Material shown —
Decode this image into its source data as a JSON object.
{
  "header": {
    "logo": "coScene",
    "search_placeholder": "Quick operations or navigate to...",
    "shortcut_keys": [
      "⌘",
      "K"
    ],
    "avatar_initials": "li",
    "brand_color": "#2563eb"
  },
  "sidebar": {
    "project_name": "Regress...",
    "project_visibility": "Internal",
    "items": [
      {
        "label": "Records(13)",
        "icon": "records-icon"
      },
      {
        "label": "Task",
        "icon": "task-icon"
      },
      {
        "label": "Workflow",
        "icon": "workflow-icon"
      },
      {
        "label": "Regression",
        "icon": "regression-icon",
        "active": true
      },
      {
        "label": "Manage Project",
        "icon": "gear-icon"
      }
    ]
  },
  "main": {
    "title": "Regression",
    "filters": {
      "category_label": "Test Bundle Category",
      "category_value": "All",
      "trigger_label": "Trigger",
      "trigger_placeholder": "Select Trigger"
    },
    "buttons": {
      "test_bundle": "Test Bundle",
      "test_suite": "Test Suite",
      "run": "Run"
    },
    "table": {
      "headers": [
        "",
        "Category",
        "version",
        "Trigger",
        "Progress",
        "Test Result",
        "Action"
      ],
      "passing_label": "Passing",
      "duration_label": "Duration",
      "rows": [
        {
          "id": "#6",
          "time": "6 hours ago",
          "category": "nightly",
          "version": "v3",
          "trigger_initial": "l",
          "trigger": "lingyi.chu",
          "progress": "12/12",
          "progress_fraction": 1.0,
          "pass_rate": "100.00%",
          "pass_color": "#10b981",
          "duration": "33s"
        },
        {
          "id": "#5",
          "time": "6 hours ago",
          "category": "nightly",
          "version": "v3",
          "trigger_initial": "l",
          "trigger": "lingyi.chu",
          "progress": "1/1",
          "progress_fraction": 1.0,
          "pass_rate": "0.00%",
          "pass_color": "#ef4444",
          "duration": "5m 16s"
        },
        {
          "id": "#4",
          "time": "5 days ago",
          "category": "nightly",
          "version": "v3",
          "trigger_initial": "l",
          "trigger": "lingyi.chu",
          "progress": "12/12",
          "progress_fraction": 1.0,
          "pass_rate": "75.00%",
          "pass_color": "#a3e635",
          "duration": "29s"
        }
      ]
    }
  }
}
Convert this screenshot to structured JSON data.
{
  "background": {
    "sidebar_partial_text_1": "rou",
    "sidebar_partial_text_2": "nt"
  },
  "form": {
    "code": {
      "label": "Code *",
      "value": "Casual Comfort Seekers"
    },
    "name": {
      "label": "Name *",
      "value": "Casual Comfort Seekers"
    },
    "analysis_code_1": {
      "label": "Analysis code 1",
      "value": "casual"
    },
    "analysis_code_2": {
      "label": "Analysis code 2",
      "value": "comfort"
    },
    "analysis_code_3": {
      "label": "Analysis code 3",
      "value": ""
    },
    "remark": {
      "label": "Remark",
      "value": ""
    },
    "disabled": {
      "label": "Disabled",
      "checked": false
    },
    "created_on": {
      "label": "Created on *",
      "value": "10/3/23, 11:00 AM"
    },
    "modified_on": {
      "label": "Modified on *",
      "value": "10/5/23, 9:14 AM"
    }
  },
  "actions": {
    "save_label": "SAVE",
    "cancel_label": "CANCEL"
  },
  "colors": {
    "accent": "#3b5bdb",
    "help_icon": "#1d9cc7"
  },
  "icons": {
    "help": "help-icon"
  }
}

To be done — Reproduce all of the entries word for word.

Response to this exercise —
Decode this image into its source data as a JSON object.
{
  "header": {
    "logo": "coScene",
    "search_placeholder": "Quick operations or navigate to...",
    "shortcut_keys": [
      "⌘",
      "K"
    ],
    "avatar_initials": "li",
    "brand_color": "#2563eb"
  },
  "sidebar": {
    "project_name": "Regress...",
    "project_visibility": "Internal",
    "items": [
      {
        "label": "Records(13)",
        "icon": "records-icon"
      },
      {
        "label": "Task",
        "icon": "task-icon"
      },
      {
        "label": "Workflow",
        "icon": "workflow-icon"
      },
      {
        "label": "Regression",
        "icon": "regression-icon",
        "active": true
      },
      {
        "label": "Manage Project",
        "icon": "gear-icon"
      }
    ]
  },
  "main": {
    "title": "Regression",
    "filters": {
      "category_label": "Test Bundle Category",
      "category_value": "All",
      "trigger_label": "Trigger",
      "trigger_placeholder": "Select Trigger"
    },
    "buttons": {
      "test_bundle": "Test Bundle",
      "test_suite": "Test Suite",
      "run": "Run"
    },
    "table": {
      "headers": [
        "",
        "Category",
        "version",
        "Trigger",
        "Progress",
        "Test Result",
        "Action"
      ],
      "passing_label": "Passing",
      "duration_label": "Duration",
      "rows": [
        {
          "id": "#6",
          "time": "6 hours ago",
          "category": "nightly",
          "version": "v3",
          "trigger_initial": "l",
          "trigger": "lingyi.chu",
          "progress": "12/12",
          "progress_fraction": 1.0,
          "pass_rate": "100.00%",
          "pass_color": "#10b981",
          "duration": "33s"
        },
        {
          "id": "#5",
          "time": "6 hours ago",
          "category": "nightly",
          "version": "v3",
          "trigger_initial": "l",
          "trigger": "lingyi.chu",
          "progress": "1/1",
          "progress_fraction": 1.0,
          "pass_rate": "0.00%",
          "pass_color": "#ef4444",
          "duration": "5m 16s"
        },
        {
          "id": "#4",
          "time": "5 days ago",
          "category": "nightly",
          "version": "v3",
          "trigger_initial": "l",
          "trigger": "lingyi.chu",
          "progress": "12/12",
          "progress_fraction": 1.0,
          "pass_rate": "75.00%",
          "pass_color": "#a3e635",
          "duration": "29s"
        }
      ]
    }
  }
}
Convert this screenshot to structured JSON data.
{
  "background": {
    "sidebar_partial_text_1": "rou",
    "sidebar_partial_text_2": "nt"
  },
  "form": {
    "code": {
      "label": "Code *",
      "value": "Casual Comfort Seekers"
    },
    "name": {
      "label": "Name *",
      "value": "Casual Comfort Seekers"
    },
    "analysis_code_1": {
      "label": "Analysis code 1",
      "value": "casual"
    },
    "analysis_code_2": {
      "label": "Analysis code 2",
      "value": "comfort"
    },
    "analysis_code_3": {
      "label": "Analysis code 3",
      "value": ""
    },
    "remark": {
      "label": "Remark",
      "value": ""
    },
    "disabled": {
      "label": "Disabled",
      "checked": false
    },
    "created_on": {
      "label": "Created on *",
      "value": "10/3/23, 11:00 AM"
    },
    "modified_on": {
      "label": "Modified on *",
      "value": "10/5/23, 9:14 AM"
    }
  },
  "actions": {
    "save_label": "SAVE",
    "cancel_label": "CANCEL"
  },
  "colors": {
    "accent": "#3b5bdb",
    "help_icon": "#1d9cc7"
  },
  "icons": {
    "help": "help-icon"
  }
}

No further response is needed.